Below are the records; locate each line with the word "Optimized" and copy it.

### Supplied material ###

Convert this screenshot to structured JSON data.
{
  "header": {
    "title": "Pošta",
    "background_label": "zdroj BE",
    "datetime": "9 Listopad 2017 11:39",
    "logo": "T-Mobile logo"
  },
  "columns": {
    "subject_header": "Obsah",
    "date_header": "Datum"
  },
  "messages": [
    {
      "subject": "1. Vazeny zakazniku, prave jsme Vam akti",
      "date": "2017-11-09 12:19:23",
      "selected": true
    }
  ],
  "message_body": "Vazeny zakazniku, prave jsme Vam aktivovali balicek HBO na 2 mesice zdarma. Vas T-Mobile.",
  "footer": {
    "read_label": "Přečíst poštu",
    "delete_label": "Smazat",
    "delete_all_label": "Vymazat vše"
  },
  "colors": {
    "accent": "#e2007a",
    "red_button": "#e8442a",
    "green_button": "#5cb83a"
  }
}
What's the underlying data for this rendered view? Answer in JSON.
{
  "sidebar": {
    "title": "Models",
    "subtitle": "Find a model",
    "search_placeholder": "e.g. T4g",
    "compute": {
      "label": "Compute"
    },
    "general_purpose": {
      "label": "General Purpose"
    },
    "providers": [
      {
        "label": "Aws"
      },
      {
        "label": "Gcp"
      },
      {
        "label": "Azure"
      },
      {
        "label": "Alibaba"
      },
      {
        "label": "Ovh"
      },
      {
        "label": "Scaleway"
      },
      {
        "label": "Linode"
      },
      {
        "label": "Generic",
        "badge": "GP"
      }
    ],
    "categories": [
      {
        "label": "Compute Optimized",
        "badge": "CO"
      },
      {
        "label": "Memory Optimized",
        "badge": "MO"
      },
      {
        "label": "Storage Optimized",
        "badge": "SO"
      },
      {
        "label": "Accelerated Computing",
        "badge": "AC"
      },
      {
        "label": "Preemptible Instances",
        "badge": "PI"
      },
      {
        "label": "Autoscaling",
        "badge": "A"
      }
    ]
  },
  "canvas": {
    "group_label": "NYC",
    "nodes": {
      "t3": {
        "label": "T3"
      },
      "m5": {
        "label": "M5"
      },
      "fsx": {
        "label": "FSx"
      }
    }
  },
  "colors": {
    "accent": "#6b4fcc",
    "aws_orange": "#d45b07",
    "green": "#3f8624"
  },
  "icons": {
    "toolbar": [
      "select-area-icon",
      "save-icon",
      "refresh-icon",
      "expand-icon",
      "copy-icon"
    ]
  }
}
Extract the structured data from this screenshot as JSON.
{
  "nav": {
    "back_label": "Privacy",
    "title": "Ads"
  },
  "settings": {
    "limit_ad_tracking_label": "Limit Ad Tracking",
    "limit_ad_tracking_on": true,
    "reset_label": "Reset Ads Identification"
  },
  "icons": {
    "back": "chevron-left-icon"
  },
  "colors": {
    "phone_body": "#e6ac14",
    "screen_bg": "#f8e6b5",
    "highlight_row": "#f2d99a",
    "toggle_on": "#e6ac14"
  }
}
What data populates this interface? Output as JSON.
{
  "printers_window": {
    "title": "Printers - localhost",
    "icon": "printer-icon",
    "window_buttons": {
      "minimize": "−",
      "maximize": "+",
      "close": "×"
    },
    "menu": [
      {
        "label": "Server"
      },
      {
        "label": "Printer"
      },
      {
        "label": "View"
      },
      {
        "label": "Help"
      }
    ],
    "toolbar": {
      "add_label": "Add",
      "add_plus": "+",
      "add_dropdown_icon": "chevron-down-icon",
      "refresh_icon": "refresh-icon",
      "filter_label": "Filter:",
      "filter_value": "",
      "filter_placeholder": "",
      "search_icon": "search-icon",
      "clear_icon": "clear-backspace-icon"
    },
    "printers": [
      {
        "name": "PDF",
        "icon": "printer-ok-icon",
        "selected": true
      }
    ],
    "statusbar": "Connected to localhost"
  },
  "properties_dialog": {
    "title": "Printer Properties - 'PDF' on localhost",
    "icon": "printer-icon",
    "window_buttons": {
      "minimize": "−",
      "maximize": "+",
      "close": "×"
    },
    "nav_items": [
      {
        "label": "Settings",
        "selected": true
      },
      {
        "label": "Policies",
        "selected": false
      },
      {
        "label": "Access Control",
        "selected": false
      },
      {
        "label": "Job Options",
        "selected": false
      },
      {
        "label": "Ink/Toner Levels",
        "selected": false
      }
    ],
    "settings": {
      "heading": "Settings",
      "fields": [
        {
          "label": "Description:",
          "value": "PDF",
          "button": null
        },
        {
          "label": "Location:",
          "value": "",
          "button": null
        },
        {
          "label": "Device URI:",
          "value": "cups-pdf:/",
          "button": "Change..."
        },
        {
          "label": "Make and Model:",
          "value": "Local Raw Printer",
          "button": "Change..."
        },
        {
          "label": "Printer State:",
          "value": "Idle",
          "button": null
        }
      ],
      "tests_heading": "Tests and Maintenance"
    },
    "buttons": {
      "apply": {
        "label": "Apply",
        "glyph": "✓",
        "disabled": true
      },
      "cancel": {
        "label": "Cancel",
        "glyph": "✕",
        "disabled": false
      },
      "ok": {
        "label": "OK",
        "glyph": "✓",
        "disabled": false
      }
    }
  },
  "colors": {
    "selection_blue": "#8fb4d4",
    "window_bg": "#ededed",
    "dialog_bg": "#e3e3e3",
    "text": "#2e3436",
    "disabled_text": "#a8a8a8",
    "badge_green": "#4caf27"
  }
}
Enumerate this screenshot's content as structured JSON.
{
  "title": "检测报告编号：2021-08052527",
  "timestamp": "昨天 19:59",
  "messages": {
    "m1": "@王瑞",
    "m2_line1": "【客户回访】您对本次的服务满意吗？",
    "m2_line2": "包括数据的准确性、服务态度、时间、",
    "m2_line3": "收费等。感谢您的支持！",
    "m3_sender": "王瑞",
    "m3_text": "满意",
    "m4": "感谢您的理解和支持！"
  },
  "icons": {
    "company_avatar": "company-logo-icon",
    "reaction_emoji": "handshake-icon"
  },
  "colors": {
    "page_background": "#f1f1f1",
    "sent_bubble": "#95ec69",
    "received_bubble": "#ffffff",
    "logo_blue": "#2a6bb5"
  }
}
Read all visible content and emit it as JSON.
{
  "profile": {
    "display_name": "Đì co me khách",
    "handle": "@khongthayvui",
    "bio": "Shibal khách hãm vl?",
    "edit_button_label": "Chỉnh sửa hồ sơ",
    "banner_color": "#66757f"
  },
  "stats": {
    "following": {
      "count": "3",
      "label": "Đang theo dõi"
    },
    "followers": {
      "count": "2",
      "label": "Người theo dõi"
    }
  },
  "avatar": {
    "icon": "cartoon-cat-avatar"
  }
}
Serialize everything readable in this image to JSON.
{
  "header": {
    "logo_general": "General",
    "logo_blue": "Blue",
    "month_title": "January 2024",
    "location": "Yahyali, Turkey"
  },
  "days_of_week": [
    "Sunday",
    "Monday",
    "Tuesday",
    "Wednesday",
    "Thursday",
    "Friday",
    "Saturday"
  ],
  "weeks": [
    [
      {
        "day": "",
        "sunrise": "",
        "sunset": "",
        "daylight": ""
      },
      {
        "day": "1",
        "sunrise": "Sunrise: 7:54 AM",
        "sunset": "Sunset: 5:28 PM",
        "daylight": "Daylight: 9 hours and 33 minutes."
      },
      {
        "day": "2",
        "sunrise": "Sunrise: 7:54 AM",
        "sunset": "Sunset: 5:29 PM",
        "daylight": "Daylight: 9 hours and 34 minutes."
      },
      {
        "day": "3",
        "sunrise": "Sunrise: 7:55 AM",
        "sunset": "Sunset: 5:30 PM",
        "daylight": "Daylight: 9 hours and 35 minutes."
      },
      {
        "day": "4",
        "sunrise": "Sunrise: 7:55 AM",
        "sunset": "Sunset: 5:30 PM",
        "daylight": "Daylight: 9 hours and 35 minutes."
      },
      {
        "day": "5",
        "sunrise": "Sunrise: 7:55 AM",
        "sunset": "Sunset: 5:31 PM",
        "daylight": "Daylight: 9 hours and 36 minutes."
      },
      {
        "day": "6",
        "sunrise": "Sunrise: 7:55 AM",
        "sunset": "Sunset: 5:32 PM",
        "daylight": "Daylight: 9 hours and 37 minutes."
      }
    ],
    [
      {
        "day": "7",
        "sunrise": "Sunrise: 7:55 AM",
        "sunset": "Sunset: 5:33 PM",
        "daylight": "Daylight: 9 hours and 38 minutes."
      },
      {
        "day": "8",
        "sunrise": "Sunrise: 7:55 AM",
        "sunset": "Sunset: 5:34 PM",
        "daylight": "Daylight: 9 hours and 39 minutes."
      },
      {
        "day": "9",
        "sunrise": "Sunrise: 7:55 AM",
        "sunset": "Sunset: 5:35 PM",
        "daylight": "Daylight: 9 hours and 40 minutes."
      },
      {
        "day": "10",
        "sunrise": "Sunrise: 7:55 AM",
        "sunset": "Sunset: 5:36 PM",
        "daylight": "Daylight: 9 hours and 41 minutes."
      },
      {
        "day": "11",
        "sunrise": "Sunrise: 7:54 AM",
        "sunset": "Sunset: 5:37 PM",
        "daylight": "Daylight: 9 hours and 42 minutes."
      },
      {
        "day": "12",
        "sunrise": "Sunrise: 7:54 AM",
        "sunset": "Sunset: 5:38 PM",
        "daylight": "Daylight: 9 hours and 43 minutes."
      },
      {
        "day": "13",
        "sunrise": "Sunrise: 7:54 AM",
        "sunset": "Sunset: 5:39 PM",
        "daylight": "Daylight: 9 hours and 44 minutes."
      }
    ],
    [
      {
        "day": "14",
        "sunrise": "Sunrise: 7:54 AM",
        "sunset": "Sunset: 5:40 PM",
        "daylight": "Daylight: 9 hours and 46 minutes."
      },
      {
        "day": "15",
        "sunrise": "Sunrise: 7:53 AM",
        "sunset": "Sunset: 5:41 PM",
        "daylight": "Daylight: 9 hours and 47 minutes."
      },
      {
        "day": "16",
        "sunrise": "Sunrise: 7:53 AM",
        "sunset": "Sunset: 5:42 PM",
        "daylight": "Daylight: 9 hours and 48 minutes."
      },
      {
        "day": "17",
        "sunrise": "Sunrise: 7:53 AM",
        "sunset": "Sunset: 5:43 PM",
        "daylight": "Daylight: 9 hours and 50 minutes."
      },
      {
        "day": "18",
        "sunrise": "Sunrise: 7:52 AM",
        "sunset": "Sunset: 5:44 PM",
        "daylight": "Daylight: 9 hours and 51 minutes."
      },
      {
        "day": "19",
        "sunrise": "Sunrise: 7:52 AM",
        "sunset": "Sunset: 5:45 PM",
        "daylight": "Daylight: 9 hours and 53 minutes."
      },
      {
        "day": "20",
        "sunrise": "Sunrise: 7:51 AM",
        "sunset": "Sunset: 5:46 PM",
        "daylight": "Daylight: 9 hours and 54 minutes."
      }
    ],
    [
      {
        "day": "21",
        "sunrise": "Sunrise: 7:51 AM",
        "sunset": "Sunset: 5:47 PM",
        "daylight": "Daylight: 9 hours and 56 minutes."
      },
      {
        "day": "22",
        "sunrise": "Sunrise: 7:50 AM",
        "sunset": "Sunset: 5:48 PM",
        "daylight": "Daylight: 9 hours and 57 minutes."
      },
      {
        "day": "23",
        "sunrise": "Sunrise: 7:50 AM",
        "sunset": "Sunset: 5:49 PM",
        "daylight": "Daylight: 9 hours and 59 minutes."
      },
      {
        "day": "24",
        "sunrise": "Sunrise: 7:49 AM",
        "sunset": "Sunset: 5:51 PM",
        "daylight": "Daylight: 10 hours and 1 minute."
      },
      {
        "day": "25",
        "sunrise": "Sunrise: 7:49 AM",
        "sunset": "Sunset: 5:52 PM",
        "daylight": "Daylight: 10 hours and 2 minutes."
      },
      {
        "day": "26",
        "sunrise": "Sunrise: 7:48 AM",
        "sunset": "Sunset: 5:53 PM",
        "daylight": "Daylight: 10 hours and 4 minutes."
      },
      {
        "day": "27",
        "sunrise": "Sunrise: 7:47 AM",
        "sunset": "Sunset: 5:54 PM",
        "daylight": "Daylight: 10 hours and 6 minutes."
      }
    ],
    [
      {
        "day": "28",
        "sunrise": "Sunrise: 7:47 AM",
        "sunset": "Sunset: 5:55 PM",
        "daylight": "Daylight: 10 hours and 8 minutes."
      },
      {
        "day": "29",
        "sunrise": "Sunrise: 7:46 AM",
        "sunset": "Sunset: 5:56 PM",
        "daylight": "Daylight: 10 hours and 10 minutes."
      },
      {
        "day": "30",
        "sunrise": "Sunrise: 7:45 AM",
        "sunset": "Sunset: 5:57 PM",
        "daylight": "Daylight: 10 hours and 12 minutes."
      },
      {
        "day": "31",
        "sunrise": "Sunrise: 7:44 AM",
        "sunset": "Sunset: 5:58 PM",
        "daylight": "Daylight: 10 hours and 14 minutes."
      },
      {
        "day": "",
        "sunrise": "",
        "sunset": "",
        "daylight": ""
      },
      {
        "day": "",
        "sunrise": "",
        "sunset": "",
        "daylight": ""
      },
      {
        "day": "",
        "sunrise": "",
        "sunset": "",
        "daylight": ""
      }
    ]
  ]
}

###

Solution for this exercise:
        "label": "Compute Optimized",
        "label": "Memory Optimized",
        "label": "Storage Optimized",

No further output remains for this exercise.